§ **TASK TO CARRY OUT**: Output each line exactly as it appears, skipping any embedded picture.

Stored dataset items
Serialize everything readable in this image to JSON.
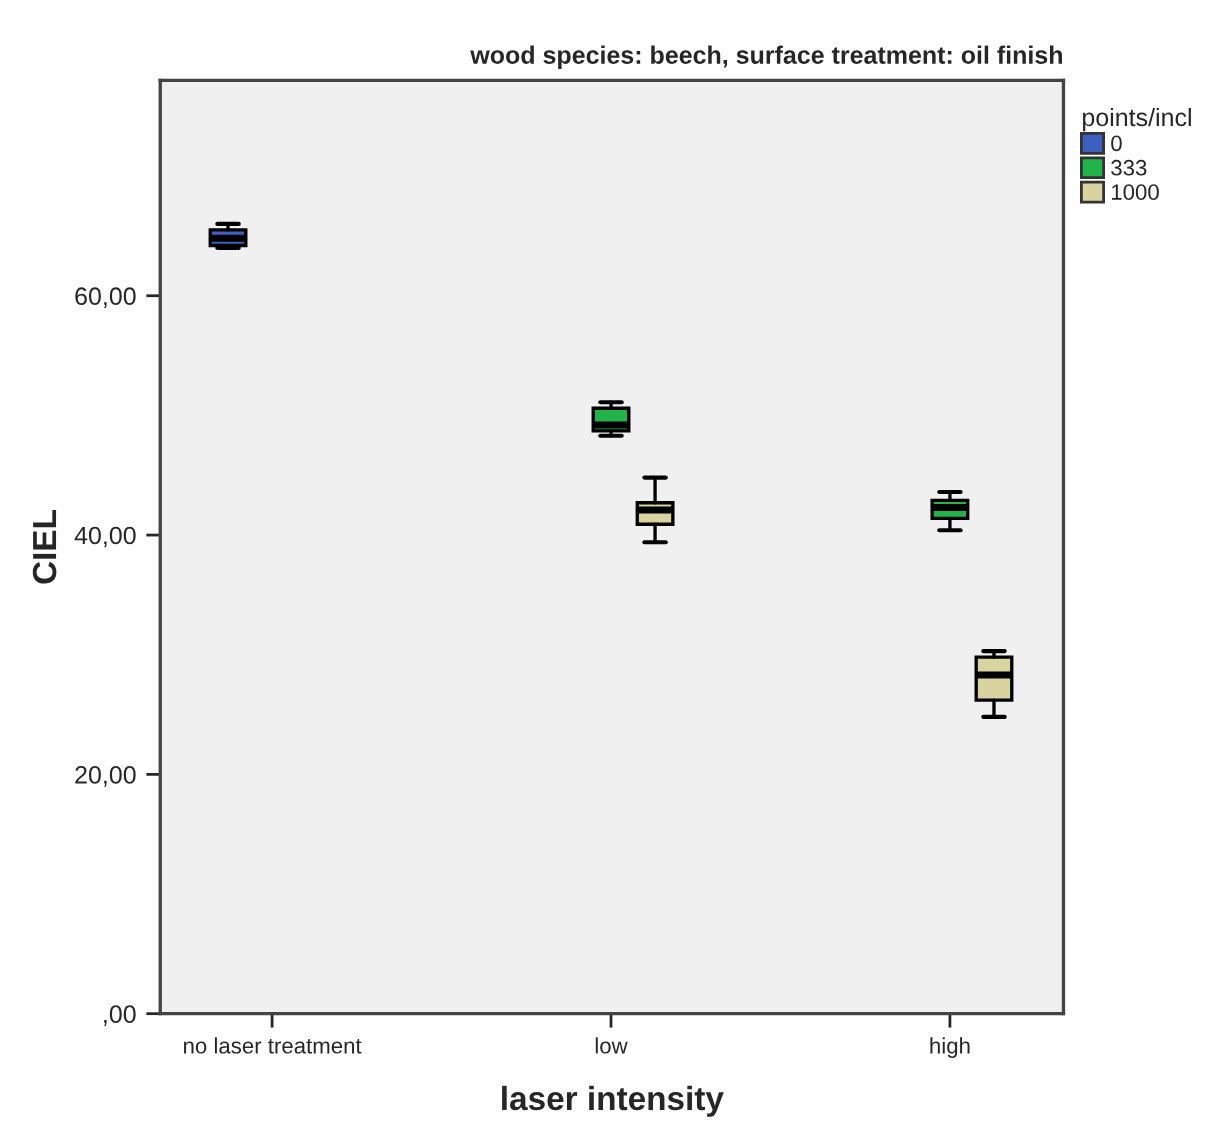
{
  "chart_data": {
    "type": "box",
    "title": "wood species: beech, surface treatment: oil finish",
    "xlabel": "laser intensity",
    "ylabel": "CIEL",
    "legend_title": "points/incl",
    "legend": "right",
    "grid": false,
    "categories": [
      "no laser treatment",
      "low",
      "high"
    ],
    "ylim": [
      0,
      78
    ],
    "yticks": [
      {
        "value": 0,
        "label": ",00"
      },
      {
        "value": 20,
        "label": "20,00"
      },
      {
        "value": 40,
        "label": "40,00"
      },
      {
        "value": 60,
        "label": "60,00"
      }
    ],
    "series": [
      {
        "name": "0",
        "color": "#3c5fc0",
        "boxes": [
          {
            "low": 64.0,
            "q1": 64.2,
            "median": 64.8,
            "q3": 65.5,
            "high": 66.0
          },
          null,
          null
        ]
      },
      {
        "name": "333",
        "color": "#22b34a",
        "boxes": [
          null,
          {
            "low": 48.3,
            "q1": 48.7,
            "median": 49.2,
            "q3": 50.6,
            "high": 51.1
          },
          {
            "low": 40.4,
            "q1": 41.4,
            "median": 42.3,
            "q3": 42.9,
            "high": 43.6
          }
        ]
      },
      {
        "name": "1000",
        "color": "#d9d3a0",
        "boxes": [
          null,
          {
            "low": 39.4,
            "q1": 40.9,
            "median": 42.1,
            "q3": 42.7,
            "high": 44.8
          },
          {
            "low": 24.8,
            "q1": 26.2,
            "median": 28.3,
            "q3": 29.8,
            "high": 30.3
          }
        ]
      }
    ]
  }
}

§ **REPLY TO THE TASK**:
Serialize everything readable in this image to JSON.
{
  "chart_data": {
    "type": "box",
    "title": "wood species: beech, surface treatment: oil finish",
    "xlabel": "laser intensity",
    "ylabel": "CIEL",
    "legend_title": "points/incl",
    "legend": "right",
    "grid": false,
    "categories": [
      "no laser treatment",
      "low",
      "high"
    ],
    "ylim": [
      0,
      78
    ],
    "yticks": [
      {
        "value": 0,
        "label": ",00"
      },
      {
        "value": 20,
        "label": "20,00"
      },
      {
        "value": 40,
        "label": "40,00"
      },
      {
        "value": 60,
        "label": "60,00"
      }
    ],
    "series": [
      {
        "name": "0",
        "color": "#3c5fc0",
        "boxes": [
          {
            "low": 64.0,
            "q1": 64.2,
            "median": 64.8,
            "q3": 65.5,
            "high": 66.0
          },
          null,
          null
        ]
      },
      {
        "name": "333",
        "color": "#22b34a",
        "boxes": [
          null,
          {
            "low": 48.3,
            "q1": 48.7,
            "median": 49.2,
            "q3": 50.6,
            "high": 51.1
          },
          {
            "low": 40.4,
            "q1": 41.4,
            "median": 42.3,
            "q3": 42.9,
            "high": 43.6
          }
        ]
      },
      {
        "name": "1000",
        "color": "#d9d3a0",
        "boxes": [
          null,
          {
            "low": 39.4,
            "q1": 40.9,
            "median": 42.1,
            "q3": 42.7,
            "high": 44.8
          },
          {
            "low": 24.8,
            "q1": 26.2,
            "median": 28.3,
            "q3": 29.8,
            "high": 30.3
          }
        ]
      }
    ]
  }
}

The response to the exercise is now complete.